[START OF SUPPLIED INFORMATION]

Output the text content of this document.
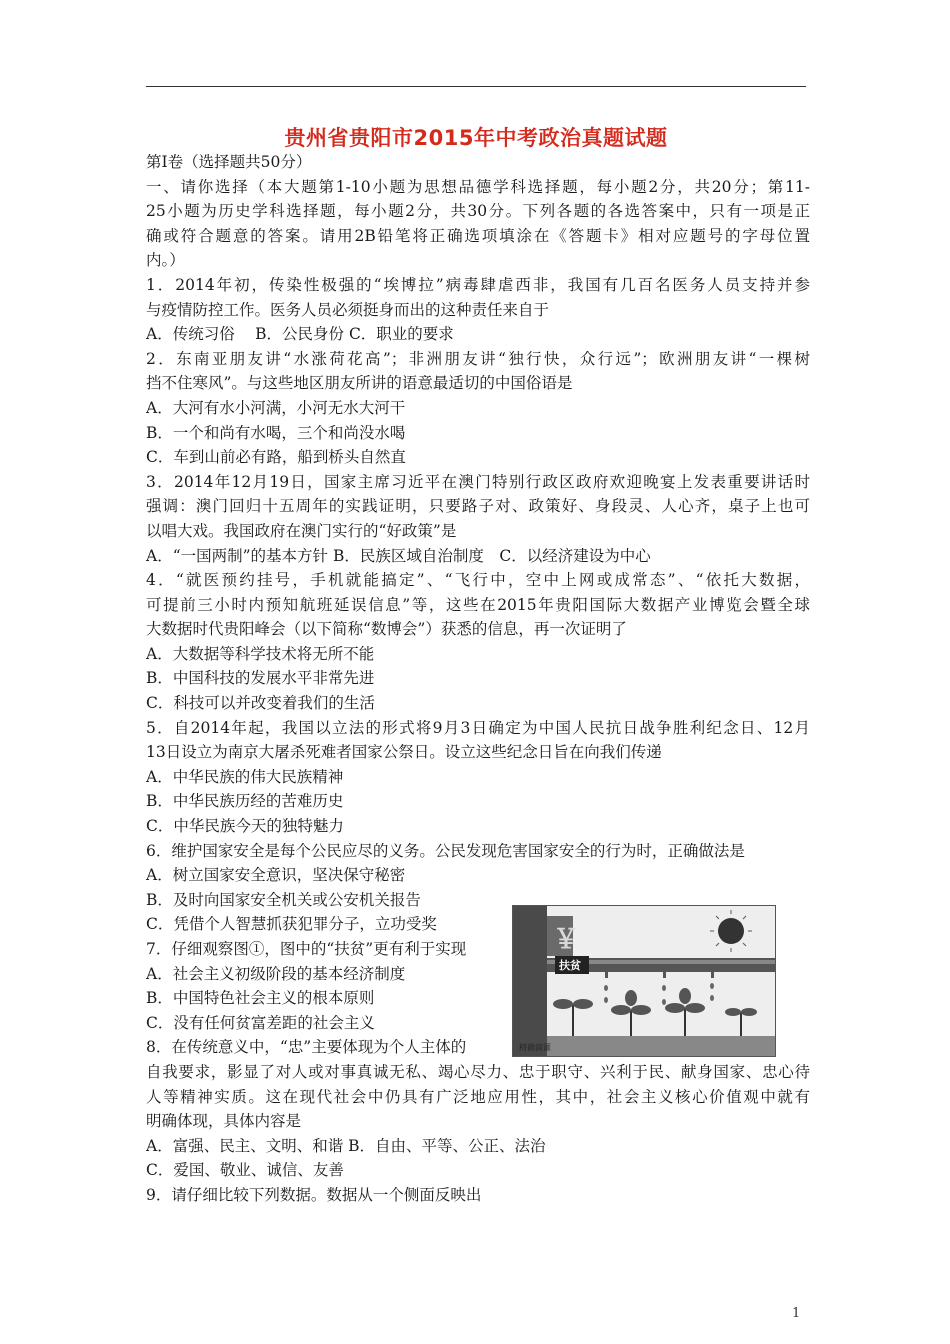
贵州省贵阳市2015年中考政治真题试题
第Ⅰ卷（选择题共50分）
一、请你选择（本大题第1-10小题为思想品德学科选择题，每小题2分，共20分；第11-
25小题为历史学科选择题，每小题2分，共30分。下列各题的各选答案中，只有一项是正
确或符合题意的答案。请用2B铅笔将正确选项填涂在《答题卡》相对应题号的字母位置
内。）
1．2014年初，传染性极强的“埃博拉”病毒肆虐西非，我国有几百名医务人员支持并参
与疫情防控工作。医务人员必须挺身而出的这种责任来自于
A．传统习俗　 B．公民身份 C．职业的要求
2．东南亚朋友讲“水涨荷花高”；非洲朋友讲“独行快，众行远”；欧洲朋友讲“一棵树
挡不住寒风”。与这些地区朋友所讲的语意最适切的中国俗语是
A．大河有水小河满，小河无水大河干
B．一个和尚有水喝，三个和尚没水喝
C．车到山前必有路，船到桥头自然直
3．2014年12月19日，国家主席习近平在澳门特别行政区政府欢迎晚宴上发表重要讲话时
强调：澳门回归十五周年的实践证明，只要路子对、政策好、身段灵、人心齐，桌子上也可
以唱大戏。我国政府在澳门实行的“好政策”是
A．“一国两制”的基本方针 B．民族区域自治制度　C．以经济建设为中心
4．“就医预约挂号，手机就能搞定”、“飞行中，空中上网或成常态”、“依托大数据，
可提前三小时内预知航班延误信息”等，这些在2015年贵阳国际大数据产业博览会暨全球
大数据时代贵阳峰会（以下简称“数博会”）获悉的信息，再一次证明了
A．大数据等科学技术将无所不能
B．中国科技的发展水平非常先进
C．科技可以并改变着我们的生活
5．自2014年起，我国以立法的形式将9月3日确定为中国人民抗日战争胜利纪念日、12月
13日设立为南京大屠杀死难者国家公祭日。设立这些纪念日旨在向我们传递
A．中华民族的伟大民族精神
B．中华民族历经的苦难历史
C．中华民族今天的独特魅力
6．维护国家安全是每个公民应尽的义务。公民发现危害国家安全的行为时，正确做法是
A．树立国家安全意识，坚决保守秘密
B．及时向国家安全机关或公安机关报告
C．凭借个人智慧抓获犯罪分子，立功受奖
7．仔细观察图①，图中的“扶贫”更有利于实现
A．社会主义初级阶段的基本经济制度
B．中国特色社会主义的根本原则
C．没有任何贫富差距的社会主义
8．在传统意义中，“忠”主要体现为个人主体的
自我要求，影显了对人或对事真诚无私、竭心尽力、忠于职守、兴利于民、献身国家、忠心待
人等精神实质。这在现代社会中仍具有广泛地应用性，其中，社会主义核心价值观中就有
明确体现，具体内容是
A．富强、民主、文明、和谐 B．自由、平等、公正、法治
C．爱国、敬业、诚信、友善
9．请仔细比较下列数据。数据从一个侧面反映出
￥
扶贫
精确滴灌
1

[END OF SUPPLIED INFORMATION]
[START OF SUPPLIED INFORMATION]

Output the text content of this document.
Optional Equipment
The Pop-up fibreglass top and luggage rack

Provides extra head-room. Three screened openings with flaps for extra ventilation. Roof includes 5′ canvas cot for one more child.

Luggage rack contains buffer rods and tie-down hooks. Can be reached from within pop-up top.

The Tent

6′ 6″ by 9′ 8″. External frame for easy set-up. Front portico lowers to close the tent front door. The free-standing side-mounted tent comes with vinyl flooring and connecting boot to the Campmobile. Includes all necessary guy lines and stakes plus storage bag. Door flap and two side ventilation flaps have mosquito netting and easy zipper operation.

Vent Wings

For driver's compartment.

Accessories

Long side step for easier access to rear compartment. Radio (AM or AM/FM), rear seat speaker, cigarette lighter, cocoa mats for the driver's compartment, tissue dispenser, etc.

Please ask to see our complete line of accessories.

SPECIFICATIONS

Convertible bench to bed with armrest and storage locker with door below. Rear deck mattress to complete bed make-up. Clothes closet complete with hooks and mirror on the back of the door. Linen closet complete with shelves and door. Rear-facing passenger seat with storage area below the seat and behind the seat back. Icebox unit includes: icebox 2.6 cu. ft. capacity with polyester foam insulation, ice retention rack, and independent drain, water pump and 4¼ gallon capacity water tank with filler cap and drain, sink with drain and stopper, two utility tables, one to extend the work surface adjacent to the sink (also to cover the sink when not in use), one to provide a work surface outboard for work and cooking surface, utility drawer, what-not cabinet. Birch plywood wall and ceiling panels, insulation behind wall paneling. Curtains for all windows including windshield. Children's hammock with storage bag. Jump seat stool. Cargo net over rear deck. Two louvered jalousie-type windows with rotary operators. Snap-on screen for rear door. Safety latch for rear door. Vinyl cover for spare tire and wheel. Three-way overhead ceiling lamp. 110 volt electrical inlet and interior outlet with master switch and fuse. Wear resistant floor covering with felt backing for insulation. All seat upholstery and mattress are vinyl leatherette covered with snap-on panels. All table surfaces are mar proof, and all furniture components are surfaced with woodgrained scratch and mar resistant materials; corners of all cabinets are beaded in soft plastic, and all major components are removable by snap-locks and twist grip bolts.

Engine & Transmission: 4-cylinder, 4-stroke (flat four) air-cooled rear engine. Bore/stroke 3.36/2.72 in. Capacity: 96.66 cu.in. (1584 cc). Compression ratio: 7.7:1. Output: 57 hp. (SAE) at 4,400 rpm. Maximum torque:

[END OF SUPPLIED INFORMATION]
[START OF SUPPLIED INFORMATION]

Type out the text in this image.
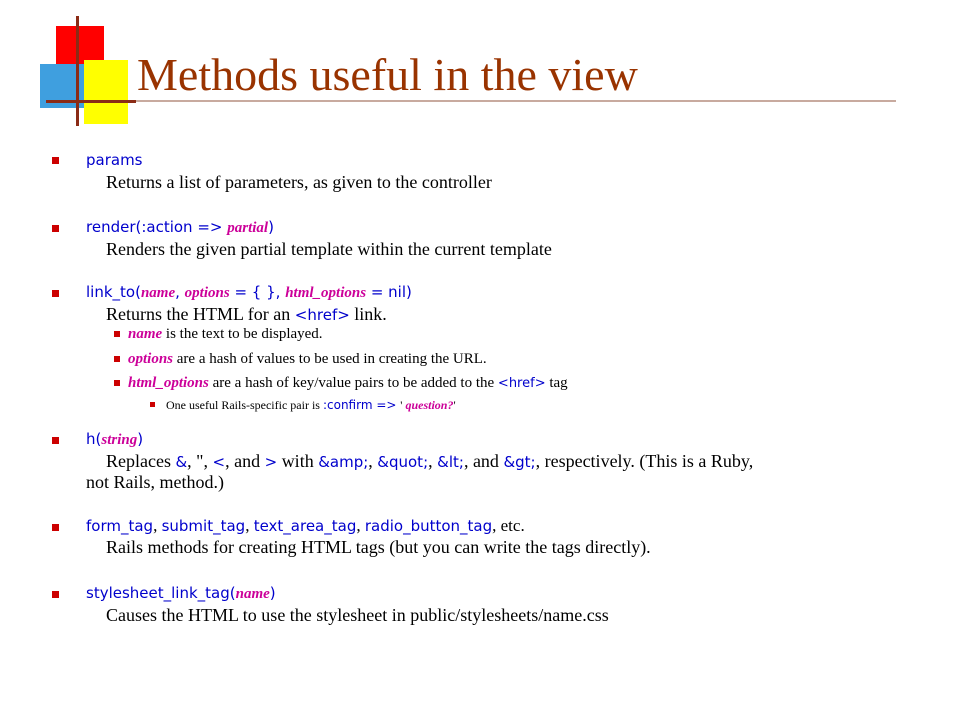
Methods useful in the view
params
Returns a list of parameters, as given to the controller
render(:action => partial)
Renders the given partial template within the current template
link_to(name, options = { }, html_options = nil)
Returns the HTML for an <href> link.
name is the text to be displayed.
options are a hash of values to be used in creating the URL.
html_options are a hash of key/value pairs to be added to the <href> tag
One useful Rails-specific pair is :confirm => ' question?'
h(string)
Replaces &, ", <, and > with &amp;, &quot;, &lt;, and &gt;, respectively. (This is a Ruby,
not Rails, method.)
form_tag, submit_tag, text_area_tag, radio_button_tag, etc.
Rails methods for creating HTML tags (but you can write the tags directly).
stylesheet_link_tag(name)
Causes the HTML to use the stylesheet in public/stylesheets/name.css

[END OF SUPPLIED INFORMATION]

Copy, from the material above, each line in which the string "Returns" occurs.

## TASK OUTPUT:
Returns a list of parameters, as given to the controller
Returns the HTML for an <href> link.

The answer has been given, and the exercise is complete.